> _REQUEST_
Return every line below in which "name" appears.

> _GIVEN DATA_
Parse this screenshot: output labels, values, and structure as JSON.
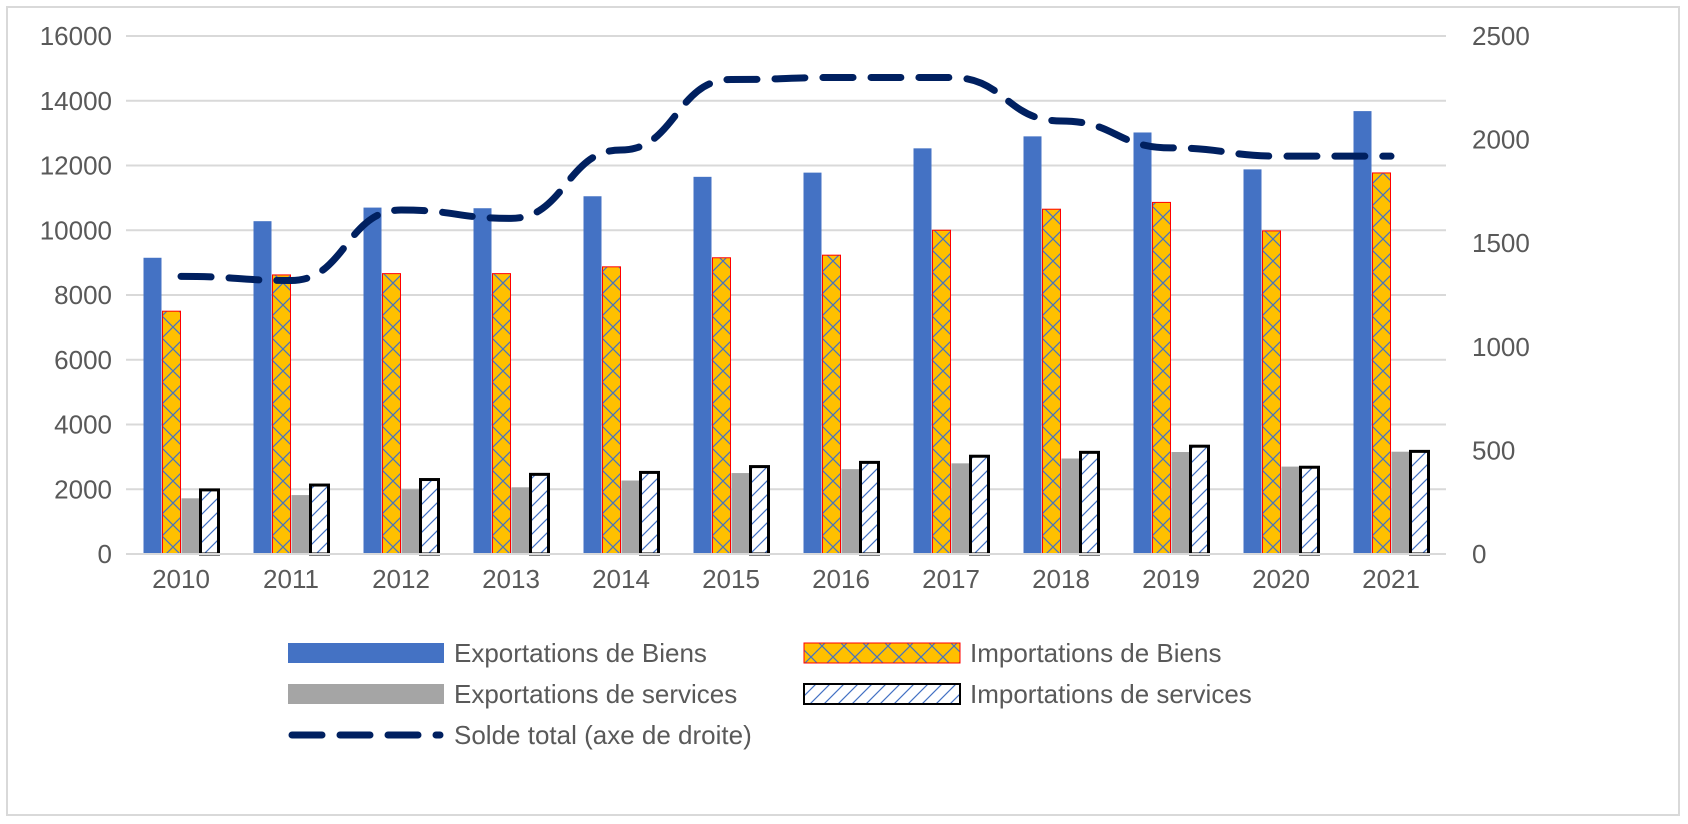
{
  "chart_data": {
    "type": "bar",
    "categories": [
      "2010",
      "2011",
      "2012",
      "2013",
      "2014",
      "2015",
      "2016",
      "2017",
      "2018",
      "2019",
      "2020",
      "2021"
    ],
    "series": [
      {
        "name": "Exportations de Biens",
        "axis": "left",
        "kind": "bar",
        "color": "#4472c4",
        "values": [
          9150,
          10280,
          10700,
          10680,
          11050,
          11650,
          11780,
          12530,
          12900,
          13020,
          11880,
          13680
        ]
      },
      {
        "name": "Importations de Biens",
        "axis": "left",
        "kind": "bar",
        "color": "#ffc000",
        "values": [
          7500,
          8620,
          8660,
          8660,
          8870,
          9150,
          9230,
          10000,
          10650,
          10860,
          9980,
          11770
        ]
      },
      {
        "name": "Exportations de services",
        "axis": "left",
        "kind": "bar",
        "color": "#a5a5a5",
        "values": [
          1720,
          1820,
          2000,
          2060,
          2270,
          2500,
          2620,
          2800,
          2950,
          3150,
          2700,
          3160
        ]
      },
      {
        "name": "Importations de services",
        "axis": "left",
        "kind": "bar",
        "color": "#ffffff",
        "values": [
          1980,
          2130,
          2300,
          2460,
          2520,
          2700,
          2830,
          3020,
          3140,
          3330,
          2680,
          3170
        ]
      },
      {
        "name": "Solde total (axe de droite)",
        "axis": "right",
        "kind": "line",
        "color": "#002060",
        "values": [
          1340,
          1320,
          1660,
          1620,
          1950,
          2290,
          2300,
          2300,
          2090,
          1960,
          1920,
          1920
        ]
      }
    ],
    "y_left": {
      "min": 0,
      "max": 16000,
      "ticks": [
        "0",
        "2000",
        "4000",
        "6000",
        "8000",
        "10000",
        "12000",
        "14000",
        "16000"
      ]
    },
    "y_right": {
      "min": 0,
      "max": 2500,
      "ticks": [
        "0",
        "500",
        "1000",
        "1500",
        "2000",
        "2500"
      ]
    },
    "grid": true,
    "legend_position": "bottom"
  }
}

> _TASK ANSWER_
        "name": "Exportations de Biens",
        "name": "Importations de Biens",
        "name": "Exportations de services",
        "name": "Importations de services",
        "name": "Solde total (axe de droite)",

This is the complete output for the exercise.